Start RECORDS FOR THE EXERCISE

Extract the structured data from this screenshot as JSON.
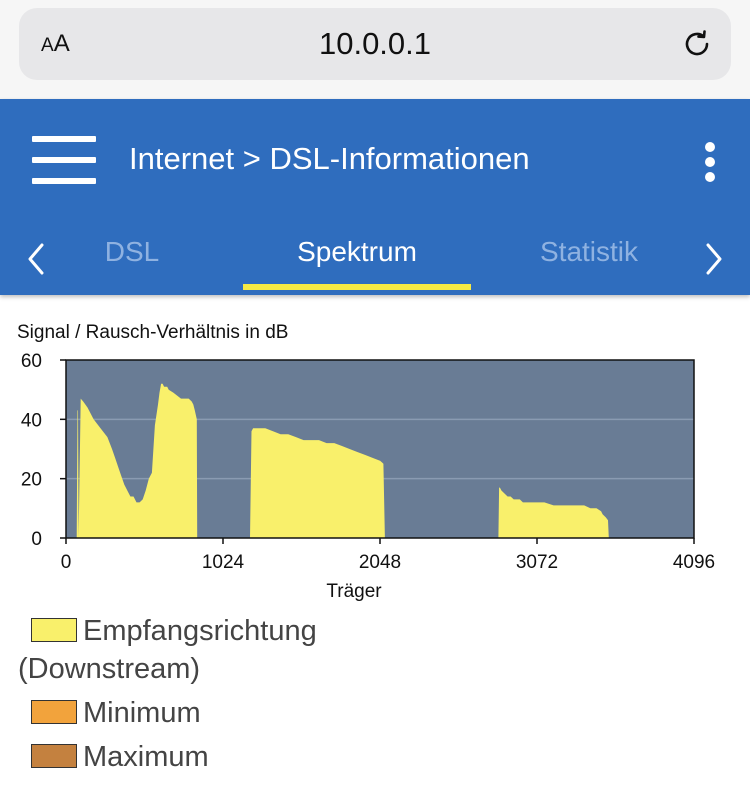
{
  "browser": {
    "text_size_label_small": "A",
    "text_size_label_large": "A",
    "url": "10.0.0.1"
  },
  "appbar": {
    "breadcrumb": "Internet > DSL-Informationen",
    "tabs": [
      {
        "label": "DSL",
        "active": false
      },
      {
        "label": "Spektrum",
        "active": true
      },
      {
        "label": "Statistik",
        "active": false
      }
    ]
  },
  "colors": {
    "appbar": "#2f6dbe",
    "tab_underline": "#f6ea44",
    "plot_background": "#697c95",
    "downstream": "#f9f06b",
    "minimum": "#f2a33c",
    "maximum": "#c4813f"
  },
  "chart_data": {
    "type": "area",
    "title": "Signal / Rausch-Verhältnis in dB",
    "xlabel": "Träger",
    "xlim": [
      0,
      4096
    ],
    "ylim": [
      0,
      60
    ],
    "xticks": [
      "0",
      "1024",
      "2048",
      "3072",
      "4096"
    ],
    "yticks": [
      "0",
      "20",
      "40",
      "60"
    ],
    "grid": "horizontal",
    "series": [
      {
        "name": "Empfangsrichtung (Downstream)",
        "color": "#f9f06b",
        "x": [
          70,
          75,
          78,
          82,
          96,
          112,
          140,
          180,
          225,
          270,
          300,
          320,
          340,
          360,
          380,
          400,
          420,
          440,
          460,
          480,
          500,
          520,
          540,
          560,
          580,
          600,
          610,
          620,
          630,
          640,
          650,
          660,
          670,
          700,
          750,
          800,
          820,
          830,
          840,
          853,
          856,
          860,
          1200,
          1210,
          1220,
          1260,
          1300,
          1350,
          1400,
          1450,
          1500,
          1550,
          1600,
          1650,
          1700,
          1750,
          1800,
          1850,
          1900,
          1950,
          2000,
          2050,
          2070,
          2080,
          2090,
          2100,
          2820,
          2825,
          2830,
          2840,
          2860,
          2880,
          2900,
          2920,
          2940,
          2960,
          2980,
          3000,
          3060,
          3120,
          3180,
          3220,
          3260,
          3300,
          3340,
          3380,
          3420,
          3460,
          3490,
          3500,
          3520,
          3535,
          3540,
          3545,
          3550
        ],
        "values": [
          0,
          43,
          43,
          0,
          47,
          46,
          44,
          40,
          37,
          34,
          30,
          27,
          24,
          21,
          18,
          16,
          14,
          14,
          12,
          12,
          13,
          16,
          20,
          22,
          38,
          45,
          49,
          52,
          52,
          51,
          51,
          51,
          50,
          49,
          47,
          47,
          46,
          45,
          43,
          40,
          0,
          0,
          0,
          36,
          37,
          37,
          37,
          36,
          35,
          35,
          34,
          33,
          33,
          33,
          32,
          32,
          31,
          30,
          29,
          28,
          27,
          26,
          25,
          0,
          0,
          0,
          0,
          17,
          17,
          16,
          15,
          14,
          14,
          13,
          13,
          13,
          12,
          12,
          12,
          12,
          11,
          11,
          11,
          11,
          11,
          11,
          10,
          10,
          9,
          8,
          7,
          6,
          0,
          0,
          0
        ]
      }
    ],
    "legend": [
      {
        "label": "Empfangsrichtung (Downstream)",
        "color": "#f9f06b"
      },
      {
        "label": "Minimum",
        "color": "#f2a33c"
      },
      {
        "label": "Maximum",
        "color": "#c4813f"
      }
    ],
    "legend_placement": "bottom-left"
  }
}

End RECORDS FOR THE EXERCISE

*WHAT THE EXERCISE ASKS:*
Each entry should be repeated exactly as it appears; the pictures stay out.

*ANSWER BELOW:*
Extract the structured data from this screenshot as JSON.
{
  "browser": {
    "text_size_label_small": "A",
    "text_size_label_large": "A",
    "url": "10.0.0.1"
  },
  "appbar": {
    "breadcrumb": "Internet > DSL-Informationen",
    "tabs": [
      {
        "label": "DSL",
        "active": false
      },
      {
        "label": "Spektrum",
        "active": true
      },
      {
        "label": "Statistik",
        "active": false
      }
    ]
  },
  "colors": {
    "appbar": "#2f6dbe",
    "tab_underline": "#f6ea44",
    "plot_background": "#697c95",
    "downstream": "#f9f06b",
    "minimum": "#f2a33c",
    "maximum": "#c4813f"
  },
  "chart_data": {
    "type": "area",
    "title": "Signal / Rausch-Verhältnis in dB",
    "xlabel": "Träger",
    "xlim": [
      0,
      4096
    ],
    "ylim": [
      0,
      60
    ],
    "xticks": [
      "0",
      "1024",
      "2048",
      "3072",
      "4096"
    ],
    "yticks": [
      "0",
      "20",
      "40",
      "60"
    ],
    "grid": "horizontal",
    "series": [
      {
        "name": "Empfangsrichtung (Downstream)",
        "color": "#f9f06b",
        "x": [
          70,
          75,
          78,
          82,
          96,
          112,
          140,
          180,
          225,
          270,
          300,
          320,
          340,
          360,
          380,
          400,
          420,
          440,
          460,
          480,
          500,
          520,
          540,
          560,
          580,
          600,
          610,
          620,
          630,
          640,
          650,
          660,
          670,
          700,
          750,
          800,
          820,
          830,
          840,
          853,
          856,
          860,
          1200,
          1210,
          1220,
          1260,
          1300,
          1350,
          1400,
          1450,
          1500,
          1550,
          1600,
          1650,
          1700,
          1750,
          1800,
          1850,
          1900,
          1950,
          2000,
          2050,
          2070,
          2080,
          2090,
          2100,
          2820,
          2825,
          2830,
          2840,
          2860,
          2880,
          2900,
          2920,
          2940,
          2960,
          2980,
          3000,
          3060,
          3120,
          3180,
          3220,
          3260,
          3300,
          3340,
          3380,
          3420,
          3460,
          3490,
          3500,
          3520,
          3535,
          3540,
          3545,
          3550
        ],
        "values": [
          0,
          43,
          43,
          0,
          47,
          46,
          44,
          40,
          37,
          34,
          30,
          27,
          24,
          21,
          18,
          16,
          14,
          14,
          12,
          12,
          13,
          16,
          20,
          22,
          38,
          45,
          49,
          52,
          52,
          51,
          51,
          51,
          50,
          49,
          47,
          47,
          46,
          45,
          43,
          40,
          0,
          0,
          0,
          36,
          37,
          37,
          37,
          36,
          35,
          35,
          34,
          33,
          33,
          33,
          32,
          32,
          31,
          30,
          29,
          28,
          27,
          26,
          25,
          0,
          0,
          0,
          0,
          17,
          17,
          16,
          15,
          14,
          14,
          13,
          13,
          13,
          12,
          12,
          12,
          12,
          11,
          11,
          11,
          11,
          11,
          11,
          10,
          10,
          9,
          8,
          7,
          6,
          0,
          0,
          0
        ]
      }
    ],
    "legend": [
      {
        "label": "Empfangsrichtung (Downstream)",
        "color": "#f9f06b"
      },
      {
        "label": "Minimum",
        "color": "#f2a33c"
      },
      {
        "label": "Maximum",
        "color": "#c4813f"
      }
    ],
    "legend_placement": "bottom-left"
  }
}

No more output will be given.